● **GIVEN PROBLEM**
Copy out lines with the word "agencies" from the material that follows.

Entries taken from a collection
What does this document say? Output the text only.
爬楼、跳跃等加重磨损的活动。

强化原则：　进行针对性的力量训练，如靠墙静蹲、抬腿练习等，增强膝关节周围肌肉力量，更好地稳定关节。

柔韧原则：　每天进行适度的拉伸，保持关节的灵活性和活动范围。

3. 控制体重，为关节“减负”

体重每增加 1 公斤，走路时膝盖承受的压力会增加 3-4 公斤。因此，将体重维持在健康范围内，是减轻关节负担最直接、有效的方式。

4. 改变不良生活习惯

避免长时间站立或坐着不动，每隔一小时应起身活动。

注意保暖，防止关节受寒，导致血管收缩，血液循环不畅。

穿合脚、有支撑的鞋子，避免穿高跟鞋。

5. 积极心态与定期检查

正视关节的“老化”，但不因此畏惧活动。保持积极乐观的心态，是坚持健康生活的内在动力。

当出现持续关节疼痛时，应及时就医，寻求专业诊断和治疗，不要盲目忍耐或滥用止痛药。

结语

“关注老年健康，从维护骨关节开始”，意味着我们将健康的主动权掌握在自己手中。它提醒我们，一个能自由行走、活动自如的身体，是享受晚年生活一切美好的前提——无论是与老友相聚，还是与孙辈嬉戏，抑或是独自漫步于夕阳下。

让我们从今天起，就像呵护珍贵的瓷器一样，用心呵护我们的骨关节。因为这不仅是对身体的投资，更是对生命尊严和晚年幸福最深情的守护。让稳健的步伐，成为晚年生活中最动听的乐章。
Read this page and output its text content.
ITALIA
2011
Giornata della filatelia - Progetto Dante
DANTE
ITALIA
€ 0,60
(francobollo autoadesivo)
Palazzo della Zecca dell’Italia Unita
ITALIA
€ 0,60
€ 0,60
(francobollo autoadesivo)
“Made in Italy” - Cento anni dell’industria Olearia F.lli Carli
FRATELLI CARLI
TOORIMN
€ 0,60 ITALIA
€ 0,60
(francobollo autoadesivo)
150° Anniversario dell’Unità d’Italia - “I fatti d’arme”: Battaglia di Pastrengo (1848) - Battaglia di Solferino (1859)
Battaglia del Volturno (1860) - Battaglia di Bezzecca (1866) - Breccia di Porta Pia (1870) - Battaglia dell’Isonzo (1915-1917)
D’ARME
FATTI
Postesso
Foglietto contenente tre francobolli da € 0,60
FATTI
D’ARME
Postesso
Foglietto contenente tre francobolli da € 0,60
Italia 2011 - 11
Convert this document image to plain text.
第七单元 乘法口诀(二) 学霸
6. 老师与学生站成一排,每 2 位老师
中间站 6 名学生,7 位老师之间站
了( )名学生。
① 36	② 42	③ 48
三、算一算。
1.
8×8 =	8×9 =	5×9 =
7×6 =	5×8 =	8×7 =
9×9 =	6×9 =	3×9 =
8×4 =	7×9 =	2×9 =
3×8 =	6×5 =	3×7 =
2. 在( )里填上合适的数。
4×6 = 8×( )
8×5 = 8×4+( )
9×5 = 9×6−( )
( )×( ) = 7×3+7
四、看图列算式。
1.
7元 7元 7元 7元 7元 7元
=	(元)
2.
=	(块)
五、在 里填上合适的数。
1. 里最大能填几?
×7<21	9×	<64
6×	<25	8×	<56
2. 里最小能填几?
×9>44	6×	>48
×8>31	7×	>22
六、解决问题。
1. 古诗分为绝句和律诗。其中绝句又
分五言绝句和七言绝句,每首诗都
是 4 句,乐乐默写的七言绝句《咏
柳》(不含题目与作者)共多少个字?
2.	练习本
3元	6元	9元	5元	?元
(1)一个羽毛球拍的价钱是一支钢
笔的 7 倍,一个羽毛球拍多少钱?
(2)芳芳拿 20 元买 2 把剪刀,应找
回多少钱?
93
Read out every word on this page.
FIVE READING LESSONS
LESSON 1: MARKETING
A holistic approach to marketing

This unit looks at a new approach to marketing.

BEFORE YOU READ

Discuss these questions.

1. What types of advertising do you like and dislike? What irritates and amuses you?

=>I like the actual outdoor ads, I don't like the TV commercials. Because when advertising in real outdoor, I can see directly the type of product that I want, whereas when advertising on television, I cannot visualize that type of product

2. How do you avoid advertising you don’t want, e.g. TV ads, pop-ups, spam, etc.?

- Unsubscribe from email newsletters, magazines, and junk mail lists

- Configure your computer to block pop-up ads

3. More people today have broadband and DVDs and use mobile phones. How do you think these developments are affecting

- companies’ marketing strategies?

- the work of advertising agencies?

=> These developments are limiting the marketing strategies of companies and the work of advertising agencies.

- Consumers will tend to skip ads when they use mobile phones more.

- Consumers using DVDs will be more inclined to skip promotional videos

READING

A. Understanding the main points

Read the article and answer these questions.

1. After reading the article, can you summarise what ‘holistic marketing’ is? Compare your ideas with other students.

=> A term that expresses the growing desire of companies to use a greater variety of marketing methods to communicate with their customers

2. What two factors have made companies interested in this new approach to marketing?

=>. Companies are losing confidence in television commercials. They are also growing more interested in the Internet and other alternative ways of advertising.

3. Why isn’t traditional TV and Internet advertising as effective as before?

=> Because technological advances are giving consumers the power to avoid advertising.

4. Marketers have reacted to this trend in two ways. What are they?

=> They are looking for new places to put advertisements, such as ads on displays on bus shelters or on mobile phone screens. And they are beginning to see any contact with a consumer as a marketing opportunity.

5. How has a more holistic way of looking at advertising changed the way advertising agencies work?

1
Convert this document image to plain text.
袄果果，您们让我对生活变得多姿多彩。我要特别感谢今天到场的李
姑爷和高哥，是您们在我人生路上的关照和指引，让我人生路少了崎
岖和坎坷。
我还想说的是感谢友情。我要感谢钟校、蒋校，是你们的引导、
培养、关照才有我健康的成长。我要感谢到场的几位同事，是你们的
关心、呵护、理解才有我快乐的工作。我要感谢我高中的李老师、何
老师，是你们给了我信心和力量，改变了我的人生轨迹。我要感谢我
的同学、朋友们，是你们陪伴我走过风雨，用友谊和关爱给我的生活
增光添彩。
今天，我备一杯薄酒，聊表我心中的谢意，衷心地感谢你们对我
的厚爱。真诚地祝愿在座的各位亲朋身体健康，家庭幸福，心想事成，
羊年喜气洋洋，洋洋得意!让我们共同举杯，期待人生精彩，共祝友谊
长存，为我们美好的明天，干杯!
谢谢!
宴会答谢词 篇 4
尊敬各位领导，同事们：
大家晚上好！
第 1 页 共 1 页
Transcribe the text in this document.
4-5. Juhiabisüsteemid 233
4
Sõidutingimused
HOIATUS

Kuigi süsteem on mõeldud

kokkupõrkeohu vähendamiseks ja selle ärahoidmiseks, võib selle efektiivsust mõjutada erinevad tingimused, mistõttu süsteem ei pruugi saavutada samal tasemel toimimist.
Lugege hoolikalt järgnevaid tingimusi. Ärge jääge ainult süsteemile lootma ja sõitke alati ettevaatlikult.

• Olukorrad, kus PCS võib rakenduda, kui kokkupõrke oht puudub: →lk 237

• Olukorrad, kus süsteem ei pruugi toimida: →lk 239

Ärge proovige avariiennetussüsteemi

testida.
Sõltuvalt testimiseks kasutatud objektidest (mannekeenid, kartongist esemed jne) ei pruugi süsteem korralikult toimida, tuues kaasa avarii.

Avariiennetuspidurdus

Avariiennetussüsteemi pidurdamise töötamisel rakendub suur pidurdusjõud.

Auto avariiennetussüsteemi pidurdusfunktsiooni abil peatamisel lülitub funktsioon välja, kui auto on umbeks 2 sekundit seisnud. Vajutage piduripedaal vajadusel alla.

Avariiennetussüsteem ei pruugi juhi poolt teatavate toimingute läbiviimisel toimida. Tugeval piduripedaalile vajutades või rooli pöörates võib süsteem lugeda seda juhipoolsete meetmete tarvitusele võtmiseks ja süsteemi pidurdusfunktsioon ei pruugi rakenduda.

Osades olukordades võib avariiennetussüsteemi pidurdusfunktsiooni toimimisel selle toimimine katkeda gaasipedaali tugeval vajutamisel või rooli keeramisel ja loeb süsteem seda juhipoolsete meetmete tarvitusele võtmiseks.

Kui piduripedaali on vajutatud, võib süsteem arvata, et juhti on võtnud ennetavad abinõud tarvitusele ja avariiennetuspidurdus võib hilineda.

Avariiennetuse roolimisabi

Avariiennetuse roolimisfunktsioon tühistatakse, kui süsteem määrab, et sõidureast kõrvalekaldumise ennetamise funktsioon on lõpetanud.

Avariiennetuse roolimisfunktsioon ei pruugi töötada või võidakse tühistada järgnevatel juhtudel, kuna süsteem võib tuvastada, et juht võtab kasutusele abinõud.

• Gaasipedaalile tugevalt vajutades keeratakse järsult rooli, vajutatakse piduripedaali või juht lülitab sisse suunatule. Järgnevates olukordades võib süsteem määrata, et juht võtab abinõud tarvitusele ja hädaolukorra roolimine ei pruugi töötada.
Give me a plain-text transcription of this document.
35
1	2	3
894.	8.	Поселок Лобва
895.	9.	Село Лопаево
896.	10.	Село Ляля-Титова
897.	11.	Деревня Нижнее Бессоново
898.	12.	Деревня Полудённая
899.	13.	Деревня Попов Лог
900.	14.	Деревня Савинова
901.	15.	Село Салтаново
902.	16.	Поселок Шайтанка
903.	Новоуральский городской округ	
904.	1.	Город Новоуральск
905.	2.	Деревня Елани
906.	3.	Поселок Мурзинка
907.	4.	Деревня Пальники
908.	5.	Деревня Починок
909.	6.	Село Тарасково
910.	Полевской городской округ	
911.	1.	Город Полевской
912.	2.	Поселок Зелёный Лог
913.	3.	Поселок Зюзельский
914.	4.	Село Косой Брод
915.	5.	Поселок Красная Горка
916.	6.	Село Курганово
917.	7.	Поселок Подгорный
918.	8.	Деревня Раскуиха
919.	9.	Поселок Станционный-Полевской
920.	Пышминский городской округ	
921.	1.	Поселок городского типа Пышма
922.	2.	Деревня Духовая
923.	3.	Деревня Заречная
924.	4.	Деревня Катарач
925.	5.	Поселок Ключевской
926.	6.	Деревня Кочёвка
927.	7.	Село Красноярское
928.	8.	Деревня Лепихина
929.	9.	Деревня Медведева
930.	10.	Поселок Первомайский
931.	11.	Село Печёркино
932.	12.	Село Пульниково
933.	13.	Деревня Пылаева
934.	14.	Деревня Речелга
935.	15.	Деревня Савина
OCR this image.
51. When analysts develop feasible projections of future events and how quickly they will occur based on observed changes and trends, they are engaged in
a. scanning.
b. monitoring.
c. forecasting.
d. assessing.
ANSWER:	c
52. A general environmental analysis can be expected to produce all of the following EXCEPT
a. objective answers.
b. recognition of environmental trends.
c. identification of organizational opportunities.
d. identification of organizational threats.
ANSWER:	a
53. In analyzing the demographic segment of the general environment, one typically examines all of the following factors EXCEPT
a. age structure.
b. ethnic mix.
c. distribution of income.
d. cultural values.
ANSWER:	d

● **FINISHED EXERCISE**
- the work of advertising agencies?
=> These developments are limiting the marketing strategies of companies and the work of advertising agencies.
5. How has a more holistic way of looking at advertising changed the way advertising agencies work?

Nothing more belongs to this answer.